Task inputs:
START

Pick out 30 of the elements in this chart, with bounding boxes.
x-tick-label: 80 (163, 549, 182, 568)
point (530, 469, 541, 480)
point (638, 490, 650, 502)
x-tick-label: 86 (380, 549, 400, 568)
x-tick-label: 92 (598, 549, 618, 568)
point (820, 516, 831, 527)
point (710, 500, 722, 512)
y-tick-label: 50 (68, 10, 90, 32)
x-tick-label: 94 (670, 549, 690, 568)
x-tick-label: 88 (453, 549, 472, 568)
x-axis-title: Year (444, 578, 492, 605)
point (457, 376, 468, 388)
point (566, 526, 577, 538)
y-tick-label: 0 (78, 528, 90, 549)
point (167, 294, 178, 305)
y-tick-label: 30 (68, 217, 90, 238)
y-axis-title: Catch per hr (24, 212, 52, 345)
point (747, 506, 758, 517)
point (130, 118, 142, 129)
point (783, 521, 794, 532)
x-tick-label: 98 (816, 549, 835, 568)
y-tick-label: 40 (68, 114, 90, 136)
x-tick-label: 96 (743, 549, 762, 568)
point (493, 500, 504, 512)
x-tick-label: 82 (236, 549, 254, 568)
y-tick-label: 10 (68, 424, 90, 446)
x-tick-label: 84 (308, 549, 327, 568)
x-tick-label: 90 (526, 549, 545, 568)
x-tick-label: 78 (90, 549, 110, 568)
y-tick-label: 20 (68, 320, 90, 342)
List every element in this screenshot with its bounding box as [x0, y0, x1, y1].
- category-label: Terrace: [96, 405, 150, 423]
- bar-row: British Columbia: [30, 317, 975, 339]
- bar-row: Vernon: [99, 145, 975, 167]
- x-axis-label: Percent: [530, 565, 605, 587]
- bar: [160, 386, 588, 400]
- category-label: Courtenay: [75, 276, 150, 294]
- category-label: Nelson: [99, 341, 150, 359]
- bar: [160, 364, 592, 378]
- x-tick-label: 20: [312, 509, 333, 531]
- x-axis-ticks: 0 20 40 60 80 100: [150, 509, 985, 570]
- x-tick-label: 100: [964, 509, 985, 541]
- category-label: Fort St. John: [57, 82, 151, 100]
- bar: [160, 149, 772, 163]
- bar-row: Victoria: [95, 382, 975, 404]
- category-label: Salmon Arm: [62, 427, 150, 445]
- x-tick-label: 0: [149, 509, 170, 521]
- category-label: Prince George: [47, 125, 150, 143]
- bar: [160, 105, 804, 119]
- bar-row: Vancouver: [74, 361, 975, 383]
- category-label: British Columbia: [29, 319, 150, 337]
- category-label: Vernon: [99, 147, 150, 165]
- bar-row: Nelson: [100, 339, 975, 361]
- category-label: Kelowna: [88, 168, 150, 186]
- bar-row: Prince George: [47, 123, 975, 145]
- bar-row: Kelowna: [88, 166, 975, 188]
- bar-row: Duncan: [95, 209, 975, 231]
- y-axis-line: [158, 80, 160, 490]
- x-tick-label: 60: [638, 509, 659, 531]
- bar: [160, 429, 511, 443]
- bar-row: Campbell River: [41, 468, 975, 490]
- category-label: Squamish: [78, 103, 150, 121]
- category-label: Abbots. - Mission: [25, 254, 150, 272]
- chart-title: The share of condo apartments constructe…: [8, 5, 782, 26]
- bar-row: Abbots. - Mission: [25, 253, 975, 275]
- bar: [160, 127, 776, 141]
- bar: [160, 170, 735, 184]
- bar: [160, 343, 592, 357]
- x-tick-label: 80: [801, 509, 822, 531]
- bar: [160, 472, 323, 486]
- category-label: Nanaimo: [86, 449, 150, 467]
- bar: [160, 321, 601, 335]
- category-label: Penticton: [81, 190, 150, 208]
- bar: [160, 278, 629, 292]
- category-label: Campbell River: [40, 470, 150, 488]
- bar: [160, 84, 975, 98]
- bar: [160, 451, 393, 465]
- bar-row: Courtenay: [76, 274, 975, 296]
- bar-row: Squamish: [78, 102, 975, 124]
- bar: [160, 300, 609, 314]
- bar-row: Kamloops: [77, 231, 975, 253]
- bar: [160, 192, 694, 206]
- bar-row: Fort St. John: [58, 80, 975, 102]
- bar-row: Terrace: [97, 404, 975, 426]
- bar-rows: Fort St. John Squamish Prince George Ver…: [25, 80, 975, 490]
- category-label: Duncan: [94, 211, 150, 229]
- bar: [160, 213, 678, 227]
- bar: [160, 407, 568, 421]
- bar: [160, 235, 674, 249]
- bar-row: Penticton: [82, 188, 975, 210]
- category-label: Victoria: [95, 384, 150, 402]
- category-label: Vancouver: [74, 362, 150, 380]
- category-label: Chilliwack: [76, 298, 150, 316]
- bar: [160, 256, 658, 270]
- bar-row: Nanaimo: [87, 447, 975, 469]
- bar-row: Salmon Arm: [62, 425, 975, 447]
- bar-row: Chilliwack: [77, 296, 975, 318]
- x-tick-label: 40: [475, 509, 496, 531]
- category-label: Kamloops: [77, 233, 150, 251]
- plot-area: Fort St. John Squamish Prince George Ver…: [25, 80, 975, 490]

END

Exercise objective:
Return every line of both records above verbatim, with no changes.

Solved exercise:
Pick out 30 of the elements in this chart, with bounding boxes.
x-tick-label: 80 (163, 549, 182, 568)
point (530, 469, 541, 480)
point (638, 490, 650, 502)
x-tick-label: 86 (380, 549, 400, 568)
x-tick-label: 92 (598, 549, 618, 568)
point (820, 516, 831, 527)
point (710, 500, 722, 512)
y-tick-label: 50 (68, 10, 90, 32)
x-tick-label: 94 (670, 549, 690, 568)
x-tick-label: 88 (453, 549, 472, 568)
x-axis-title: Year (444, 578, 492, 605)
point (457, 376, 468, 388)
point (566, 526, 577, 538)
y-tick-label: 0 (78, 528, 90, 549)
point (167, 294, 178, 305)
y-tick-label: 30 (68, 217, 90, 238)
y-axis-title: Catch per hr (24, 212, 52, 345)
point (747, 506, 758, 517)
point (130, 118, 142, 129)
point (783, 521, 794, 532)
x-tick-label: 98 (816, 549, 835, 568)
y-tick-label: 40 (68, 114, 90, 136)
x-tick-label: 96 (743, 549, 762, 568)
point (493, 500, 504, 512)
x-tick-label: 82 (236, 549, 254, 568)
y-tick-label: 10 (68, 424, 90, 446)
x-tick-label: 84 (308, 549, 327, 568)
x-tick-label: 90 (526, 549, 545, 568)
x-tick-label: 78 (90, 549, 110, 568)
y-tick-label: 20 (68, 320, 90, 342)
List every element in this screenshot with its bounding box as [x0, y0, x1, y1].
- category-label: Terrace: [96, 405, 150, 423]
- bar-row: British Columbia: [30, 317, 975, 339]
- bar-row: Vernon: [99, 145, 975, 167]
- x-axis-label: Percent: [530, 565, 605, 587]
- bar: [160, 386, 588, 400]
- category-label: Courtenay: [75, 276, 150, 294]
- category-label: Nelson: [99, 341, 150, 359]
- bar: [160, 364, 592, 378]
- x-tick-label: 20: [312, 509, 333, 531]
- x-axis-ticks: 0 20 40 60 80 100: [150, 509, 985, 570]
- x-tick-label: 100: [964, 509, 985, 541]
- category-label: Fort St. John: [57, 82, 151, 100]
- bar: [160, 149, 772, 163]
- bar-row: Victoria: [95, 382, 975, 404]
- category-label: Salmon Arm: [62, 427, 150, 445]
- x-tick-label: 0: [149, 509, 170, 521]
- category-label: Prince George: [47, 125, 150, 143]
- bar: [160, 105, 804, 119]
- bar-row: Vancouver: [74, 361, 975, 383]
- category-label: British Columbia: [29, 319, 150, 337]
- category-label: Vernon: [99, 147, 150, 165]
- bar-row: Nelson: [100, 339, 975, 361]
- category-label: Kelowna: [88, 168, 150, 186]
- bar-row: Prince George: [47, 123, 975, 145]
- bar-row: Kelowna: [88, 166, 975, 188]
- bar-row: Duncan: [95, 209, 975, 231]
- y-axis-line: [158, 80, 160, 490]
- x-tick-label: 60: [638, 509, 659, 531]
- bar: [160, 429, 511, 443]
- bar-row: Campbell River: [41, 468, 975, 490]
- category-label: Squamish: [78, 103, 150, 121]
- category-label: Abbots. - Mission: [25, 254, 150, 272]
- chart-title: The share of condo apartments constructe…: [8, 5, 782, 26]
- bar-row: Abbots. - Mission: [25, 253, 975, 275]
- bar: [160, 127, 776, 141]
- bar: [160, 170, 735, 184]
- bar: [160, 343, 592, 357]
- x-tick-label: 80: [801, 509, 822, 531]
- bar: [160, 472, 323, 486]
- category-label: Nanaimo: [86, 449, 150, 467]
- bar: [160, 321, 601, 335]
- category-label: Penticton: [81, 190, 150, 208]
- bar: [160, 278, 629, 292]
- category-label: Campbell River: [40, 470, 150, 488]
- bar: [160, 84, 975, 98]
- bar: [160, 451, 393, 465]
- bar-row: Courtenay: [76, 274, 975, 296]
- bar-row: Squamish: [78, 102, 975, 124]
- bar: [160, 300, 609, 314]
- bar-row: Kamloops: [77, 231, 975, 253]
- bar: [160, 192, 694, 206]
- bar-row: Fort St. John: [58, 80, 975, 102]
- bar-row: Terrace: [97, 404, 975, 426]
- bar-rows: Fort St. John Squamish Prince George Ver…: [25, 80, 975, 490]
- category-label: Duncan: [94, 211, 150, 229]
- bar: [160, 213, 678, 227]
- bar: [160, 407, 568, 421]
- bar: [160, 235, 674, 249]
- bar-row: Penticton: [82, 188, 975, 210]
- category-label: Victoria: [95, 384, 150, 402]
- category-label: Vancouver: [74, 362, 150, 380]
- category-label: Chilliwack: [76, 298, 150, 316]
- bar: [160, 256, 658, 270]
- bar-row: Nanaimo: [87, 447, 975, 469]
- bar-row: Salmon Arm: [62, 425, 975, 447]
- bar-row: Chilliwack: [77, 296, 975, 318]
- x-tick-label: 40: [475, 509, 496, 531]
- category-label: Kamloops: [77, 233, 150, 251]
- plot-area: Fort St. John Squamish Prince George Ver…: [25, 80, 975, 490]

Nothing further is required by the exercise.